▶

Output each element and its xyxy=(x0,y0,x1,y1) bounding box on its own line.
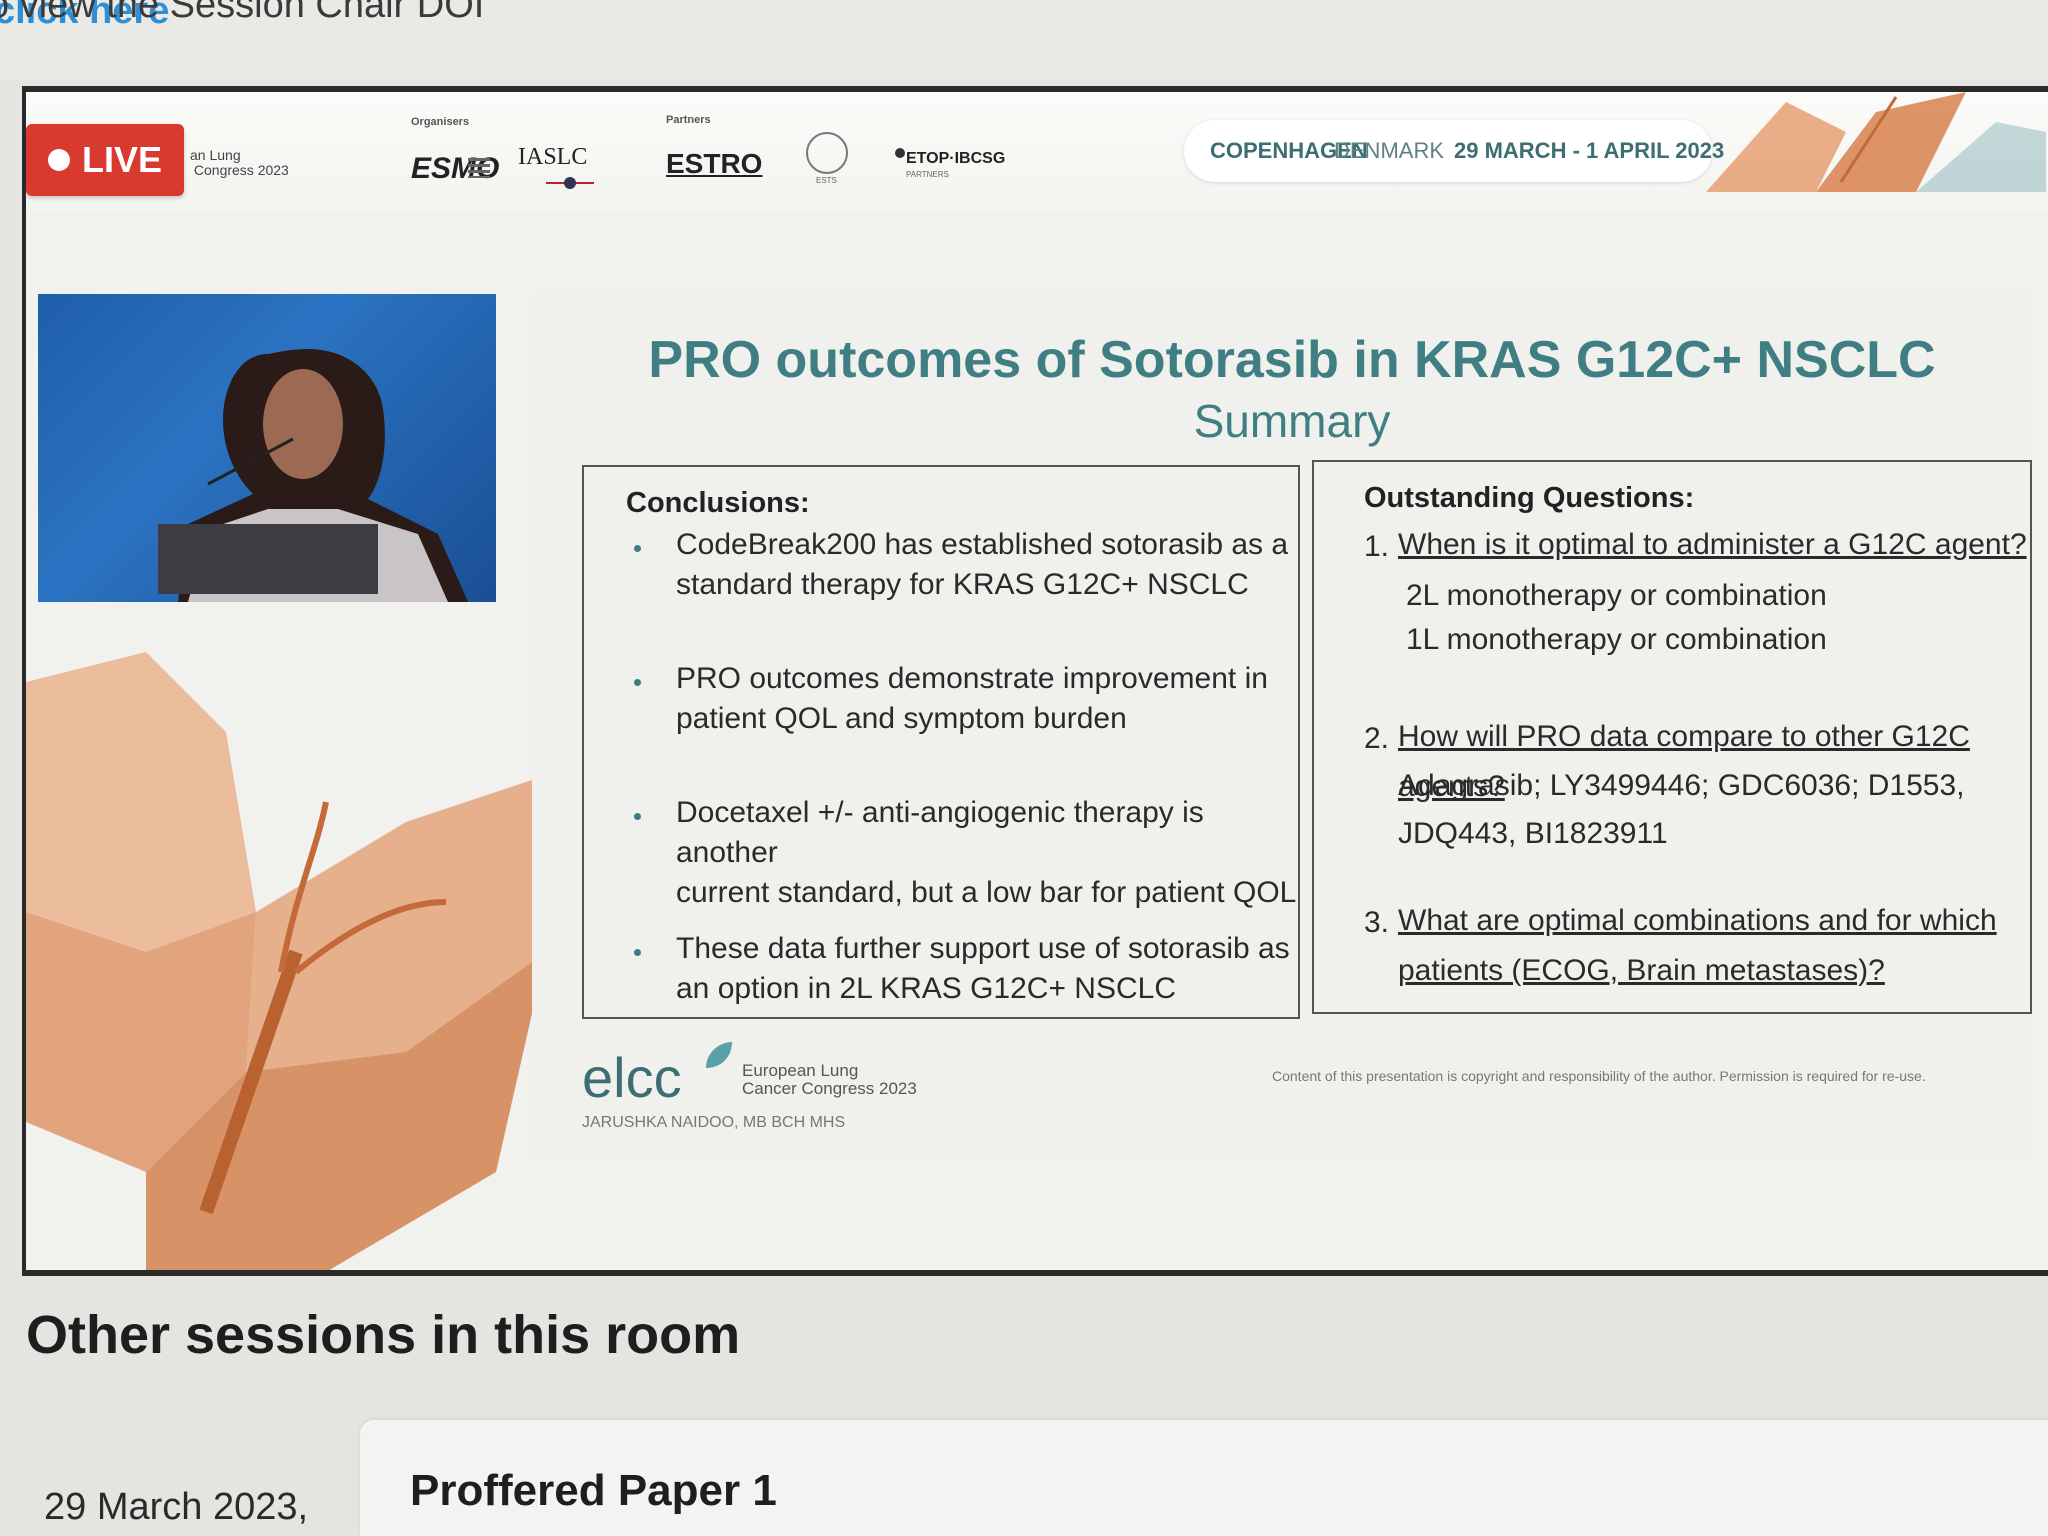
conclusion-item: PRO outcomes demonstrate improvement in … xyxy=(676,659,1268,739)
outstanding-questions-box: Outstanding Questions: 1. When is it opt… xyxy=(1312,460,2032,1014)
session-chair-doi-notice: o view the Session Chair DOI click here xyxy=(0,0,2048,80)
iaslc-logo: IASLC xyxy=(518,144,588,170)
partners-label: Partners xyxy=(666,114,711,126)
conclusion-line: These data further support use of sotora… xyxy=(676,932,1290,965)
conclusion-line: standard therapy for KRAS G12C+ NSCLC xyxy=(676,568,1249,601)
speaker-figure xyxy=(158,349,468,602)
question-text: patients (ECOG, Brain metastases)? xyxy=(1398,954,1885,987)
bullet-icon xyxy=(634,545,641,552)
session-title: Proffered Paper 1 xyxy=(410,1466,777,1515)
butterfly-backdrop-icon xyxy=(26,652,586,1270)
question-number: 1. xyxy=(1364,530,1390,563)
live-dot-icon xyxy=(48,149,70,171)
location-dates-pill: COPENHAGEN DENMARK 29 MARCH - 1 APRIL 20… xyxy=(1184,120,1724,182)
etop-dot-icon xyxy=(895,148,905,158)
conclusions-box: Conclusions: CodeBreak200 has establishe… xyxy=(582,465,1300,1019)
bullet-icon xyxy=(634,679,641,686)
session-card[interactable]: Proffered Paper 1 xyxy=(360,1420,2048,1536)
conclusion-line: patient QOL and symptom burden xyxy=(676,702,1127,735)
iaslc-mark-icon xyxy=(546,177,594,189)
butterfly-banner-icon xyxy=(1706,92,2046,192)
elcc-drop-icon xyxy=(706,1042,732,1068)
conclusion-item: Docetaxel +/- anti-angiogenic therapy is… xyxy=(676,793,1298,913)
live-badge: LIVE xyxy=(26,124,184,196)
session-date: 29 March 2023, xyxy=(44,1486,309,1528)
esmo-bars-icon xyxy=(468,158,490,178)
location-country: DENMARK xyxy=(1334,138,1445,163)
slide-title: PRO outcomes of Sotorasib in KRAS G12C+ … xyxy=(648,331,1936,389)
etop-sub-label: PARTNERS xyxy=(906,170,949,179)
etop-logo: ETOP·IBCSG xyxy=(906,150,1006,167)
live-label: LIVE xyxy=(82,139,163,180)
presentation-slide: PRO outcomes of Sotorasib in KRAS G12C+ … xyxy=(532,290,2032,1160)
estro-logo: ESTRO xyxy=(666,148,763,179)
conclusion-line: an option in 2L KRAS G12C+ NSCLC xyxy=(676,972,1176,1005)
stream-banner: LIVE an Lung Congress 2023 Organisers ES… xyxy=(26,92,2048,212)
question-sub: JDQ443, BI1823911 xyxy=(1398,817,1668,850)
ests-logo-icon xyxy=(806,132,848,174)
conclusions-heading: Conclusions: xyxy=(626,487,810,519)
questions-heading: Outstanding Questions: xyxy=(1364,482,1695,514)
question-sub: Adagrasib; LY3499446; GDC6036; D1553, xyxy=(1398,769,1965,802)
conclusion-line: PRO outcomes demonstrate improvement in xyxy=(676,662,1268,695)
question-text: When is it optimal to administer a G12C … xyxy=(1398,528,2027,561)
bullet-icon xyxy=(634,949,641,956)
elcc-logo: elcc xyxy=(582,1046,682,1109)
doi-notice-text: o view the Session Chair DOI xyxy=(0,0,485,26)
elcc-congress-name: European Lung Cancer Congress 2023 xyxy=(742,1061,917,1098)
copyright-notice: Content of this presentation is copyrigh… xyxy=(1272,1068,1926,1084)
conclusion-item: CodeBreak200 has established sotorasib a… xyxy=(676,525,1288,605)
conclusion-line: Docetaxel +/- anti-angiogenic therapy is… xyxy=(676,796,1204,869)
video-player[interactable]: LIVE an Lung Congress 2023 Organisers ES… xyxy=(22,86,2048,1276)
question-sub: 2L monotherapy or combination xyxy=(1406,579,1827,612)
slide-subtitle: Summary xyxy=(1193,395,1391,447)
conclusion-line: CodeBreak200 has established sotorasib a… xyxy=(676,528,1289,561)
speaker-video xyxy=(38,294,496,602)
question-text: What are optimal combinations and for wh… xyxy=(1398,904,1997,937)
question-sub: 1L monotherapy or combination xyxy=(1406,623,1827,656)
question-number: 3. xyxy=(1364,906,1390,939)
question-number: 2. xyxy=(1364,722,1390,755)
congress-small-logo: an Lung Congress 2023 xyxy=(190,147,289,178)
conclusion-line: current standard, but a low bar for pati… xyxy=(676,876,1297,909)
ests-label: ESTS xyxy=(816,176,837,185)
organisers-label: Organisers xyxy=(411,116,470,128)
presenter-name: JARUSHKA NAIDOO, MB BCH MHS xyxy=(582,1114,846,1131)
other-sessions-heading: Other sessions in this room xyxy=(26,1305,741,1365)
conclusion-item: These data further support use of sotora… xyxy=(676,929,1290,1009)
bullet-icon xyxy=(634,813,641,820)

◀

» To do:
Each line of the listing above should be retyped exactly, with no pictures.

» Answer to the exercise:
Output each element and its xyxy=(x0,y0,x1,y1) bounding box on its own line.
conclusion-item: PRO outcomes demonstrate improvement in … xyxy=(676,659,1268,739)
outstanding-questions-box: Outstanding Questions: 1. When is it opt… xyxy=(1312,460,2032,1014)
session-chair-doi-notice: o view the Session Chair DOI click here xyxy=(0,0,2048,80)
iaslc-logo: IASLC xyxy=(518,144,588,170)
partners-label: Partners xyxy=(666,114,711,126)
conclusion-line: These data further support use of sotora… xyxy=(676,932,1290,965)
conclusion-line: standard therapy for KRAS G12C+ NSCLC xyxy=(676,568,1249,601)
speaker-figure xyxy=(158,349,468,602)
question-text: patients (ECOG, Brain metastases)? xyxy=(1398,954,1885,987)
bullet-icon xyxy=(634,545,641,552)
session-title: Proffered Paper 1 xyxy=(410,1466,777,1515)
butterfly-backdrop-icon xyxy=(26,652,586,1270)
question-number: 1. xyxy=(1364,530,1390,563)
live-dot-icon xyxy=(48,149,70,171)
location-dates-pill: COPENHAGEN DENMARK 29 MARCH - 1 APRIL 20… xyxy=(1184,120,1724,182)
etop-dot-icon xyxy=(895,148,905,158)
conclusions-box: Conclusions: CodeBreak200 has establishe… xyxy=(582,465,1300,1019)
bullet-icon xyxy=(634,679,641,686)
session-card[interactable]: Proffered Paper 1 xyxy=(360,1420,2048,1536)
conclusion-line: patient QOL and symptom burden xyxy=(676,702,1127,735)
iaslc-mark-icon xyxy=(546,177,594,189)
butterfly-banner-icon xyxy=(1706,92,2046,192)
elcc-drop-icon xyxy=(706,1042,732,1068)
conclusion-item: Docetaxel +/- anti-angiogenic therapy is… xyxy=(676,793,1298,913)
live-badge: LIVE xyxy=(26,124,184,196)
session-date: 29 March 2023, xyxy=(44,1486,309,1528)
esmo-bars-icon xyxy=(468,158,490,178)
location-country: DENMARK xyxy=(1334,138,1445,163)
slide-title: PRO outcomes of Sotorasib in KRAS G12C+ … xyxy=(648,331,1936,389)
etop-sub-label: PARTNERS xyxy=(906,170,949,179)
etop-logo: ETOP·IBCSG xyxy=(906,150,1006,167)
live-label: LIVE xyxy=(82,139,163,180)
presentation-slide: PRO outcomes of Sotorasib in KRAS G12C+ … xyxy=(532,290,2032,1160)
estro-logo: ESTRO xyxy=(666,148,763,179)
conclusion-line: an option in 2L KRAS G12C+ NSCLC xyxy=(676,972,1176,1005)
stream-banner: LIVE an Lung Congress 2023 Organisers ES… xyxy=(26,92,2048,212)
question-sub: JDQ443, BI1823911 xyxy=(1398,817,1668,850)
ests-logo-icon xyxy=(806,132,848,174)
conclusions-heading: Conclusions: xyxy=(626,487,810,519)
questions-heading: Outstanding Questions: xyxy=(1364,482,1695,514)
question-sub: Adagrasib; LY3499446; GDC6036; D1553, xyxy=(1398,769,1965,802)
conclusion-line: PRO outcomes demonstrate improvement in xyxy=(676,662,1268,695)
question-text: When is it optimal to administer a G12C … xyxy=(1398,528,2027,561)
bullet-icon xyxy=(634,949,641,956)
elcc-logo: elcc xyxy=(582,1046,682,1109)
doi-notice-text: o view the Session Chair DOI xyxy=(0,0,485,26)
elcc-congress-name: European Lung Cancer Congress 2023 xyxy=(742,1061,917,1098)
copyright-notice: Content of this presentation is copyrigh… xyxy=(1272,1068,1926,1084)
conclusion-item: CodeBreak200 has established sotorasib a… xyxy=(676,525,1288,605)
conclusion-line: Docetaxel +/- anti-angiogenic therapy is… xyxy=(676,796,1204,869)
video-player[interactable]: LIVE an Lung Congress 2023 Organisers ES… xyxy=(22,86,2048,1276)
question-sub: 2L monotherapy or combination xyxy=(1406,579,1827,612)
slide-subtitle: Summary xyxy=(1193,395,1391,447)
conclusion-line: CodeBreak200 has established sotorasib a… xyxy=(676,528,1289,561)
speaker-video xyxy=(38,294,496,602)
question-text: What are optimal combinations and for wh… xyxy=(1398,904,1997,937)
question-sub: 1L monotherapy or combination xyxy=(1406,623,1827,656)
question-number: 3. xyxy=(1364,906,1390,939)
question-number: 2. xyxy=(1364,722,1390,755)
congress-small-logo: an Lung Congress 2023 xyxy=(190,147,289,178)
conclusion-line: current standard, but a low bar for pati… xyxy=(676,876,1297,909)
ests-label: ESTS xyxy=(816,176,837,185)
organisers-label: Organisers xyxy=(411,116,470,128)
presenter-name: JARUSHKA NAIDOO, MB BCH MHS xyxy=(582,1114,846,1131)
other-sessions-heading: Other sessions in this room xyxy=(26,1305,741,1365)
conclusion-item: These data further support use of sotora… xyxy=(676,929,1290,1009)
bullet-icon xyxy=(634,813,641,820)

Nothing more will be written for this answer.